◆ Exercise objective
Restate each line of the listing exactly, without carrying over any pictures.

◆ Material provided
###

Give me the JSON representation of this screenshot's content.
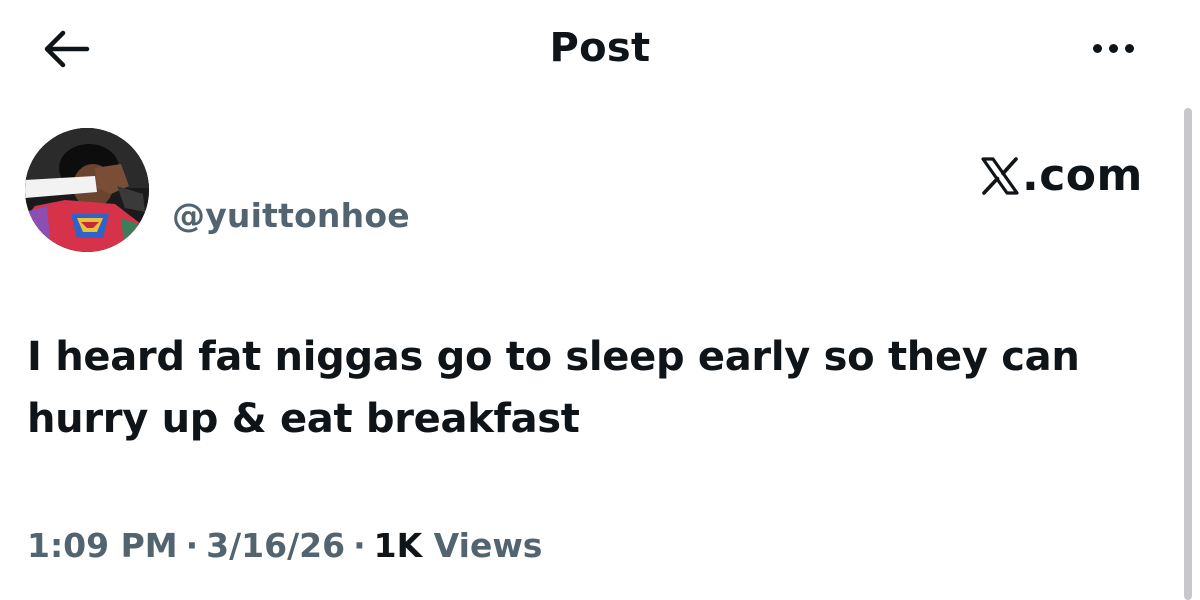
{
  "header": {
    "title": "Post",
    "back_icon": "arrow-left-icon",
    "more_icon": "ellipsis-horizontal-icon"
  },
  "author": {
    "handle": "@yuittonhoe",
    "avatar_icon": "profile-avatar"
  },
  "watermark": {
    "logo_icon": "x-logo-icon",
    "text": ".com"
  },
  "tweet": {
    "text": "I heard fat niggas go to sleep early so they can\nhurry up & eat breakfast"
  },
  "meta": {
    "time": "1:09 PM",
    "separator": "·",
    "date": "3/16/26",
    "views_count": "1K",
    "views_label": "Views"
  },
  "colors": {
    "primary_text": "#0f1419",
    "secondary_text": "#536471",
    "background": "#ffffff",
    "scrollbar": "#c7c7cc"
  }
}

###

◆ In response
Give me the JSON representation of this screenshot's content.
{
  "header": {
    "title": "Post",
    "back_icon": "arrow-left-icon",
    "more_icon": "ellipsis-horizontal-icon"
  },
  "author": {
    "handle": "@yuittonhoe",
    "avatar_icon": "profile-avatar"
  },
  "watermark": {
    "logo_icon": "x-logo-icon",
    "text": ".com"
  },
  "tweet": {
    "text": "I heard fat niggas go to sleep early so they can\nhurry up & eat breakfast"
  },
  "meta": {
    "time": "1:09 PM",
    "separator": "·",
    "date": "3/16/26",
    "views_count": "1K",
    "views_label": "Views"
  },
  "colors": {
    "primary_text": "#0f1419",
    "secondary_text": "#536471",
    "background": "#ffffff",
    "scrollbar": "#c7c7cc"
  }
}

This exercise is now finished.